# Written request
Write out the full set of records exactly. Any pictures in them do not belong in the copy.

# Excerpted records
## Begin
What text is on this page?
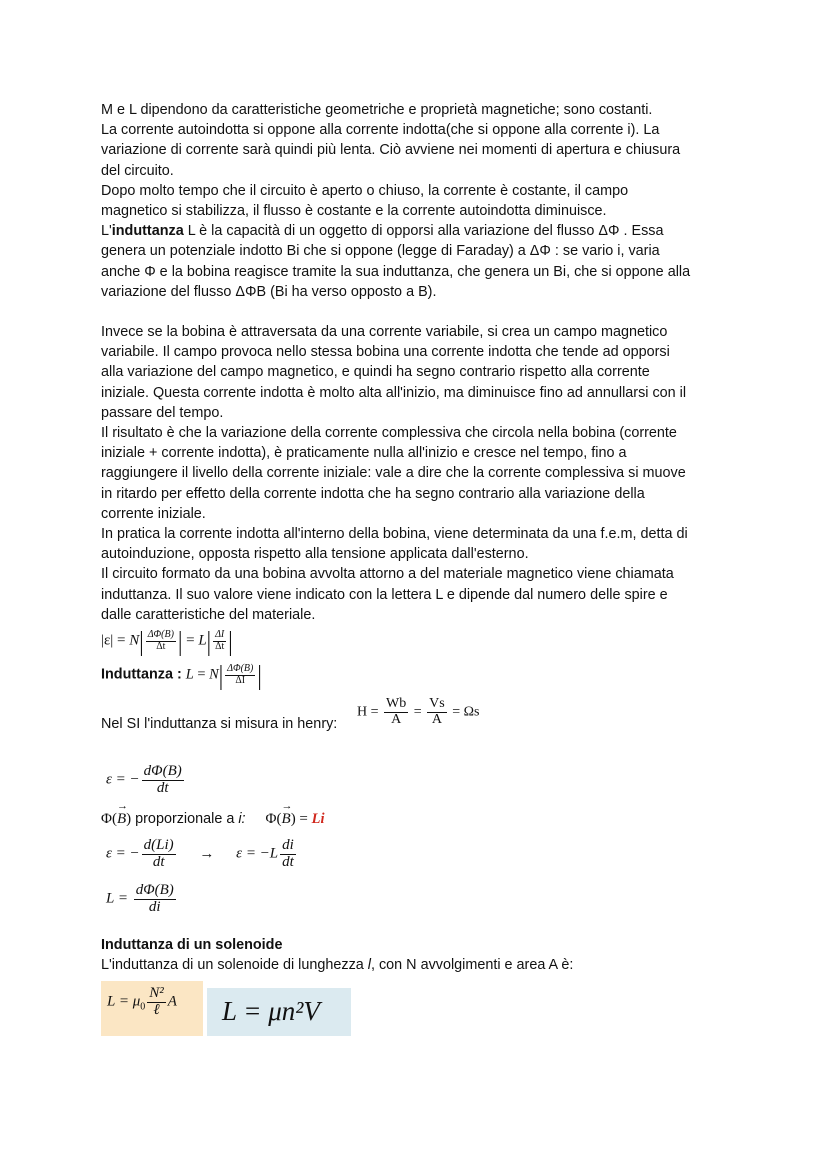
M e L dipendono da caratteristiche geometriche e proprietà magnetiche; sono costanti.

La corrente autoindotta si oppone alla corrente indotta(che si oppone alla corrente i). La

variazione di corrente sarà quindi più lenta. Ciò avviene nei momenti di apertura e chiusura

del circuito.

Dopo molto tempo che il circuito è aperto o chiuso, la corrente è costante, il campo

magnetico si stabilizza, il flusso è costante e la corrente autoindotta diminuisce.

L'induttanza L è la capacità di un oggetto di opporsi alla variazione del flusso ΔΦ . Essa

genera un potenziale indotto Bi che si oppone (legge di Faraday) a ΔΦ : se vario i, varia

anche Φ e la bobina reagisce tramite la sua induttanza, che genera un Bi, che si oppone alla

variazione del flusso ΔΦB (Bi ha verso opposto a B).

Invece se la bobina è attraversata da una corrente variabile, si crea un campo magnetico

variabile. Il campo provoca nello stessa bobina una corrente indotta che tende ad opporsi

alla variazione del campo magnetico, e quindi ha segno contrario rispetto alla corrente

iniziale. Questa corrente indotta è molto alta all'inizio, ma diminuisce fino ad annullarsi con il

passare del tempo.

Il risultato è che la variazione della corrente complessiva che circola nella bobina (corrente

iniziale + corrente indotta), è praticamente nulla all'inizio e cresce nel tempo, fino a

raggiungere il livello della corrente iniziale: vale a dire che la corrente complessiva si muove

in ritardo per effetto della corrente indotta che ha segno contrario alla variazione della

corrente iniziale.

In pratica la corrente indotta all'interno della bobina, viene determinata da una f.e.m, detta di

autoinduzione, opposta rispetto alla tensione applicata dall'esterno.

Il circuito formato da una bobina avvolta attorno a del materiale magnetico viene chiamata

induttanza. Il suo valore viene indicato con la lettera L e dipende dal numero delle spire e

dalle caratteristiche del materiale.

$|\varepsilon| = N| \frac{\Delta\Phi(B)}{\Delta t}$ | = $L| \frac{\Delta I}{\Delta t}$ |
Induttanza : $L = N| \frac{\Delta\Phi(B)}{\Delta I}$ |
Nel SI l'induttanza si misura in henry:
$H = \frac{Wb}{A} = \frac{Vs}{A} = \Omega s$
ε = − $\frac{d\Phi(B)}{dt}$
Φ(→ B) proporzionale a i: Φ(→ B) = Li
ε = − $\frac{d(Li)}{dt} \to \varepsilon = -L \frac{di}{dt}$
$L = \frac{d\Phi(B)}{di}$
Induttanza di un solenoide
L'induttanza di un solenoide di lunghezza l, con N avvolgimenti e area A è:
$L = \mu_0 \frac{\text{N²}}{\text{ℓ}}$ A L = μn²V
## End
# Solution to this exercise
What text is on this page?
M e L dipendono da caratteristiche geometriche e proprietà magnetiche; sono costanti.

La corrente autoindotta si oppone alla corrente indotta(che si oppone alla corrente i). La

variazione di corrente sarà quindi più lenta. Ciò avviene nei momenti di apertura e chiusura

del circuito.

Dopo molto tempo che il circuito è aperto o chiuso, la corrente è costante, il campo

magnetico si stabilizza, il flusso è costante e la corrente autoindotta diminuisce.

L'induttanza L è la capacità di un oggetto di opporsi alla variazione del flusso ΔΦ . Essa

genera un potenziale indotto Bi che si oppone (legge di Faraday) a ΔΦ : se vario i, varia

anche Φ e la bobina reagisce tramite la sua induttanza, che genera un Bi, che si oppone alla

variazione del flusso ΔΦB (Bi ha verso opposto a B).

Invece se la bobina è attraversata da una corrente variabile, si crea un campo magnetico

variabile. Il campo provoca nello stessa bobina una corrente indotta che tende ad opporsi

alla variazione del campo magnetico, e quindi ha segno contrario rispetto alla corrente

iniziale. Questa corrente indotta è molto alta all'inizio, ma diminuisce fino ad annullarsi con il

passare del tempo.

Il risultato è che la variazione della corrente complessiva che circola nella bobina (corrente

iniziale + corrente indotta), è praticamente nulla all'inizio e cresce nel tempo, fino a

raggiungere il livello della corrente iniziale: vale a dire che la corrente complessiva si muove

in ritardo per effetto della corrente indotta che ha segno contrario alla variazione della

corrente iniziale.

In pratica la corrente indotta all'interno della bobina, viene determinata da una f.e.m, detta di

autoinduzione, opposta rispetto alla tensione applicata dall'esterno.

Il circuito formato da una bobina avvolta attorno a del materiale magnetico viene chiamata

induttanza. Il suo valore viene indicato con la lettera L e dipende dal numero delle spire e

dalle caratteristiche del materiale.

$|\varepsilon| = N| \frac{\Delta\Phi(B)}{\Delta t}$ | = $L| \frac{\Delta I}{\Delta t}$ |
Induttanza : $L = N| \frac{\Delta\Phi(B)}{\Delta I}$ |
Nel SI l'induttanza si misura in henry:
$H = \frac{Wb}{A} = \frac{Vs}{A} = \Omega s$
ε = − $\frac{d\Phi(B)}{dt}$
Φ(→ B) proporzionale a i: Φ(→ B) = Li
ε = − $\frac{d(Li)}{dt} \to \varepsilon = -L \frac{di}{dt}$
$L = \frac{d\Phi(B)}{di}$
Induttanza di un solenoide
L'induttanza di un solenoide di lunghezza l, con N avvolgimenti e area A è:
$L = \mu_0 \frac{\text{N²}}{\text{ℓ}}$ A L = μn²V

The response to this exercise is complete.